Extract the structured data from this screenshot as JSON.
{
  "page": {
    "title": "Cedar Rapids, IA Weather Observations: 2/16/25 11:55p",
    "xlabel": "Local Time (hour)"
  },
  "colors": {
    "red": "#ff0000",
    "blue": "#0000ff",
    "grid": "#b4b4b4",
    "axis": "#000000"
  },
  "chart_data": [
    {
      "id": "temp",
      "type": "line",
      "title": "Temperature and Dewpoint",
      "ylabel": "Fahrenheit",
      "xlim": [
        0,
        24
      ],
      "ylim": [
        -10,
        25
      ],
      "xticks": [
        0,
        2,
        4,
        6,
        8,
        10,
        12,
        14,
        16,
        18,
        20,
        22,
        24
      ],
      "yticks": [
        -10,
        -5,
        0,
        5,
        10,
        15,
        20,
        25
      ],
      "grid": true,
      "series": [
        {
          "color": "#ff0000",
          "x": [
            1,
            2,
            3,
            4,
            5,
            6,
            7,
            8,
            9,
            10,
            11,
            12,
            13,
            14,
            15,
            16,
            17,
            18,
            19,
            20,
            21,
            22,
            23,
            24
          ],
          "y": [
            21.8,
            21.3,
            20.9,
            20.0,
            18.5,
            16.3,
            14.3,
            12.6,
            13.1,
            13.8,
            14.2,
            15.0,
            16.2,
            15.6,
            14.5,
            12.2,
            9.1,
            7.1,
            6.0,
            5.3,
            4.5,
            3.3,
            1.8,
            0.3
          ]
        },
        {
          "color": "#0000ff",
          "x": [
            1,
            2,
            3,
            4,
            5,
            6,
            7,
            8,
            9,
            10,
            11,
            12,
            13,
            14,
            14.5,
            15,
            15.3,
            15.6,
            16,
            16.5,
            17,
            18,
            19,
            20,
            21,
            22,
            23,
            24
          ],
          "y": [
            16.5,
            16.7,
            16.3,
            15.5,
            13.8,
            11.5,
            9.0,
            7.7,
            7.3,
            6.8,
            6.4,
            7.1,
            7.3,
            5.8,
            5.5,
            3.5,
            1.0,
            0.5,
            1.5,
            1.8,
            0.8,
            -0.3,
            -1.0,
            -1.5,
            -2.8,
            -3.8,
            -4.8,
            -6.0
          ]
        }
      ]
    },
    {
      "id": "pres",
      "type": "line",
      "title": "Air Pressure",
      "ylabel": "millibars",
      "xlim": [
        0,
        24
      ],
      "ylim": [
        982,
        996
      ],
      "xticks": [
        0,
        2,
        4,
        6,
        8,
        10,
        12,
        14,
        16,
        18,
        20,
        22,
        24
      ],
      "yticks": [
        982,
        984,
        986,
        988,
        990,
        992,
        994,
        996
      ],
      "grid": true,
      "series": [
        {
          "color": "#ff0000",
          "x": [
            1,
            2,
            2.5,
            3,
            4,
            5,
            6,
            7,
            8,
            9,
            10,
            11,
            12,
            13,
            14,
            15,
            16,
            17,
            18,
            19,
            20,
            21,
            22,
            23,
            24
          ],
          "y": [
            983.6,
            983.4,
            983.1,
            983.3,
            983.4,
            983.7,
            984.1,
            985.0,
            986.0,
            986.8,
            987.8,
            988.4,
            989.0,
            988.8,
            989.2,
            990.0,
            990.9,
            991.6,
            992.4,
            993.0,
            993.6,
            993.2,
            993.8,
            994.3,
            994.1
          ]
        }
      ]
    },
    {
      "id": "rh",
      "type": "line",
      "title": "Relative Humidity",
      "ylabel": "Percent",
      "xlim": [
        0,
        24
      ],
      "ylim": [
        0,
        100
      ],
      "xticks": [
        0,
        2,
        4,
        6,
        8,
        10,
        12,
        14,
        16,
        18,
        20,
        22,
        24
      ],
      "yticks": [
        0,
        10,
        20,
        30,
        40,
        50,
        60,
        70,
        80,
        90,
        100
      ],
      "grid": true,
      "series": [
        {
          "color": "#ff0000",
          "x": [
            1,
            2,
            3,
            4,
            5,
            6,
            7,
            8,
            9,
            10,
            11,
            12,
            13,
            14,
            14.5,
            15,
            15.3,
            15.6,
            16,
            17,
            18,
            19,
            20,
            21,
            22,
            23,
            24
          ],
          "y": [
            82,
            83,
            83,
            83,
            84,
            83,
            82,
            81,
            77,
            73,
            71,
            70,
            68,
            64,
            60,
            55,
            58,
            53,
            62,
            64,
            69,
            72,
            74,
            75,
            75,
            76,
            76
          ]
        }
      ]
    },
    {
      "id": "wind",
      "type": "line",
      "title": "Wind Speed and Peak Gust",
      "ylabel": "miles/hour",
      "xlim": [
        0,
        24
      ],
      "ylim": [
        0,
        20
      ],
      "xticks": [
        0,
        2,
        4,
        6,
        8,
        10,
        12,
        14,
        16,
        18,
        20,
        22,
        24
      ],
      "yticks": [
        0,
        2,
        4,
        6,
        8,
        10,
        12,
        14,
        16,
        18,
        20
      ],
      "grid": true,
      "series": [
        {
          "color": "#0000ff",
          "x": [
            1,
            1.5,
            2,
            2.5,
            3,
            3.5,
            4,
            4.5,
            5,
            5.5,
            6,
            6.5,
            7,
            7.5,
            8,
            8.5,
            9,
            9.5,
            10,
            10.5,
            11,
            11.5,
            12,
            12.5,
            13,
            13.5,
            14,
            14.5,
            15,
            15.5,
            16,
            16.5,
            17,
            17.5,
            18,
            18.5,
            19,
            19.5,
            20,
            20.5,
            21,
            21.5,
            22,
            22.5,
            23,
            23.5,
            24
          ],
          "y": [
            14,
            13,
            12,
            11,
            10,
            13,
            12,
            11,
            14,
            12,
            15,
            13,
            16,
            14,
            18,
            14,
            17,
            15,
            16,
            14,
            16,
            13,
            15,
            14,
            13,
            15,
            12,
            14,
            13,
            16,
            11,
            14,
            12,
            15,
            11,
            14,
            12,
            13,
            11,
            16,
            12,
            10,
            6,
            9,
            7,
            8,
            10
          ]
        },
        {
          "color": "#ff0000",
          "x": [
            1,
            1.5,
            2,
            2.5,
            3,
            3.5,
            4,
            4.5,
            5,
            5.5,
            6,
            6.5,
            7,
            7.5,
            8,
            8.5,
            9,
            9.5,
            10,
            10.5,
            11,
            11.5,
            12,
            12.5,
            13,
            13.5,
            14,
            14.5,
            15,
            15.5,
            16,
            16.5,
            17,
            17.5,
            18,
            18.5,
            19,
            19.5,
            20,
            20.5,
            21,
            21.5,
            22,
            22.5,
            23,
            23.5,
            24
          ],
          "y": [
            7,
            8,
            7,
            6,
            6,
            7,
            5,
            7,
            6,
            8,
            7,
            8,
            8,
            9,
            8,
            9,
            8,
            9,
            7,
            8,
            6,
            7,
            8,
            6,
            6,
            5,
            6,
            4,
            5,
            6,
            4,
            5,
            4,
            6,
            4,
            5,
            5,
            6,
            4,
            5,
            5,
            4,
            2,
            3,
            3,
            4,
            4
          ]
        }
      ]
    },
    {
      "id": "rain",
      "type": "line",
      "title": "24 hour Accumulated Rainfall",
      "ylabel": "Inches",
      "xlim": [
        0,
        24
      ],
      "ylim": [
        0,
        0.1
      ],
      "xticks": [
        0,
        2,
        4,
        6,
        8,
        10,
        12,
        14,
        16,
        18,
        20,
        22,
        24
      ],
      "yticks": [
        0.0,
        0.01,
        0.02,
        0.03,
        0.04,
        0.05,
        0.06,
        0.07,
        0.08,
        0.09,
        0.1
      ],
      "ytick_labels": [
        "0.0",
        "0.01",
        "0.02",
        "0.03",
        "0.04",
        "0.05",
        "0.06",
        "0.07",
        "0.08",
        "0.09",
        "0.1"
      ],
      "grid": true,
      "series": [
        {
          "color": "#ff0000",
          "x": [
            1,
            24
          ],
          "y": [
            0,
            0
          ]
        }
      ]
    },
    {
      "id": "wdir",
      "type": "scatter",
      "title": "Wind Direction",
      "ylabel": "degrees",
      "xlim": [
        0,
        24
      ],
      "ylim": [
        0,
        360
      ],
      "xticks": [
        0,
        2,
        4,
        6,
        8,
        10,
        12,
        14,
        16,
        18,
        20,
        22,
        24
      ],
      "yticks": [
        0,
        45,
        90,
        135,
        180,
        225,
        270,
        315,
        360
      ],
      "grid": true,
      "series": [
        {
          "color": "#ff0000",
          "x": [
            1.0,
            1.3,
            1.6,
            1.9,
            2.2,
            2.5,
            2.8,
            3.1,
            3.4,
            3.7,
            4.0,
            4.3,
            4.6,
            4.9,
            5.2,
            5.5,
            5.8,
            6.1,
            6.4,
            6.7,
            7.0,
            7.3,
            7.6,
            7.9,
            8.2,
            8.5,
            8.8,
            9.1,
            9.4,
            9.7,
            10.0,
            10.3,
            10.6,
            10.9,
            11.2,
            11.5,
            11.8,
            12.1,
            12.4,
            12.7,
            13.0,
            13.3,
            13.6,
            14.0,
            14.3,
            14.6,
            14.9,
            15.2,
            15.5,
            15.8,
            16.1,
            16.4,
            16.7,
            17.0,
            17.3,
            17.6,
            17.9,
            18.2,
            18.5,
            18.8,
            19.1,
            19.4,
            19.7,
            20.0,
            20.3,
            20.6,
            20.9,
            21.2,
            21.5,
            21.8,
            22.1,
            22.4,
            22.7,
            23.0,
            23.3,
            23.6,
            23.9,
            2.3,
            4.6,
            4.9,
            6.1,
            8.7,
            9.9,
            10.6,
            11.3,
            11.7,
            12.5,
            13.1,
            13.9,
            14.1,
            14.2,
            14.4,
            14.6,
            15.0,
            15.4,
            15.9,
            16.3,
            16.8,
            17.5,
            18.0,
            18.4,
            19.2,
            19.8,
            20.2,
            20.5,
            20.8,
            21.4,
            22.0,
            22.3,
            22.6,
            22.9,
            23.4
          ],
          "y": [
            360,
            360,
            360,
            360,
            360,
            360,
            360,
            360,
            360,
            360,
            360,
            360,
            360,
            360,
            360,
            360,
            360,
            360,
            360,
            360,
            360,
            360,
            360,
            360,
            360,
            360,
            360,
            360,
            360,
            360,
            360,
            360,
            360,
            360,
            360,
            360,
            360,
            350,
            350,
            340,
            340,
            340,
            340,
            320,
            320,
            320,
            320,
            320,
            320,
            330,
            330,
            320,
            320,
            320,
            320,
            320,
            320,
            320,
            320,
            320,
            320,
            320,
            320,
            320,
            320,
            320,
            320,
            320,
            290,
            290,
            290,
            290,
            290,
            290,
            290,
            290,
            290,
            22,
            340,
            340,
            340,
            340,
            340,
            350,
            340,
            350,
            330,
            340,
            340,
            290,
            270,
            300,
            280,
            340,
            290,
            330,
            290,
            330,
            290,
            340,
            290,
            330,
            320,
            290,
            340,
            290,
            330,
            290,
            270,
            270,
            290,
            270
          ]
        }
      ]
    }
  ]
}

Stated exercise: Which lines contain the word "ylabel"? Return each of them.

Result of the exercise:
      "ylabel": "Fahrenheit",
      "ylabel": "millibars",
      "ylabel": "Percent",
      "ylabel": "miles/hour",
      "ylabel": "Inches",
      "ylabel": "degrees",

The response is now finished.